*TASK DETAILS*: Please output the records below in full, exactly as given, but without the images.

%%

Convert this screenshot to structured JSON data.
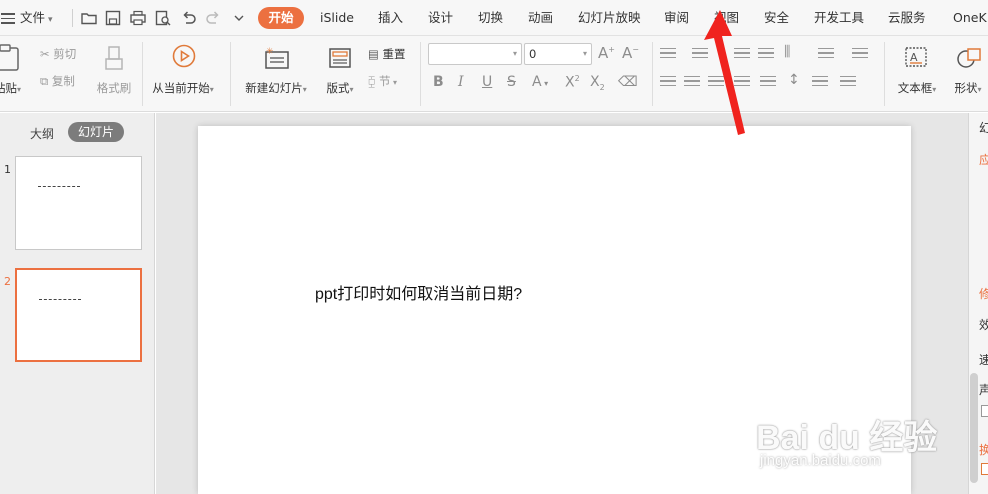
{
  "menu": {
    "file_label": "文件",
    "tabs": [
      "开始",
      "iSlide",
      "插入",
      "设计",
      "切换",
      "动画",
      "幻灯片放映",
      "审阅",
      "视图",
      "安全",
      "开发工具",
      "云服务",
      "OneK"
    ],
    "active_tab": "开始",
    "accent_color": "#ec7040"
  },
  "ribbon": {
    "paste_label": "粘贴",
    "cut_label": "剪切",
    "copy_label": "复制",
    "format_painter_label": "格式刷",
    "play_from_current_label": "从当前开始",
    "new_slide_label": "新建幻灯片",
    "layout_label": "版式",
    "reset_label": "重置",
    "section_label": "节",
    "font_name_value": "",
    "font_size_value": "0",
    "textbox_label": "文本框",
    "shape_label": "形状"
  },
  "left_panel": {
    "outline_tab": "大纲",
    "slides_tab": "幻灯片",
    "slides": [
      {
        "number": "1",
        "selected": false
      },
      {
        "number": "2",
        "selected": true
      }
    ]
  },
  "slide": {
    "text": "ppt打印时如何取消当前日期?"
  },
  "right_panel": {
    "title_partial": "幻",
    "section1_partial": "应",
    "section2_partial": "修",
    "row1_partial": "效",
    "row2_partial": "速",
    "row3_partial": "声",
    "row4_partial": "换"
  },
  "watermark": {
    "logo_text": "Bai du 经验",
    "url_text": "jingyan.baidu.com"
  }
}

%%

*RESULT FOR THIS TASK*:
Convert this screenshot to structured JSON data.
{
  "menu": {
    "file_label": "文件",
    "tabs": [
      "开始",
      "iSlide",
      "插入",
      "设计",
      "切换",
      "动画",
      "幻灯片放映",
      "审阅",
      "视图",
      "安全",
      "开发工具",
      "云服务",
      "OneK"
    ],
    "active_tab": "开始",
    "accent_color": "#ec7040"
  },
  "ribbon": {
    "paste_label": "粘贴",
    "cut_label": "剪切",
    "copy_label": "复制",
    "format_painter_label": "格式刷",
    "play_from_current_label": "从当前开始",
    "new_slide_label": "新建幻灯片",
    "layout_label": "版式",
    "reset_label": "重置",
    "section_label": "节",
    "font_name_value": "",
    "font_size_value": "0",
    "textbox_label": "文本框",
    "shape_label": "形状"
  },
  "left_panel": {
    "outline_tab": "大纲",
    "slides_tab": "幻灯片",
    "slides": [
      {
        "number": "1",
        "selected": false
      },
      {
        "number": "2",
        "selected": true
      }
    ]
  },
  "slide": {
    "text": "ppt打印时如何取消当前日期?"
  },
  "right_panel": {
    "title_partial": "幻",
    "section1_partial": "应",
    "section2_partial": "修",
    "row1_partial": "效",
    "row2_partial": "速",
    "row3_partial": "声",
    "row4_partial": "换"
  },
  "watermark": {
    "logo_text": "Bai du 经验",
    "url_text": "jingyan.baidu.com"
  }
}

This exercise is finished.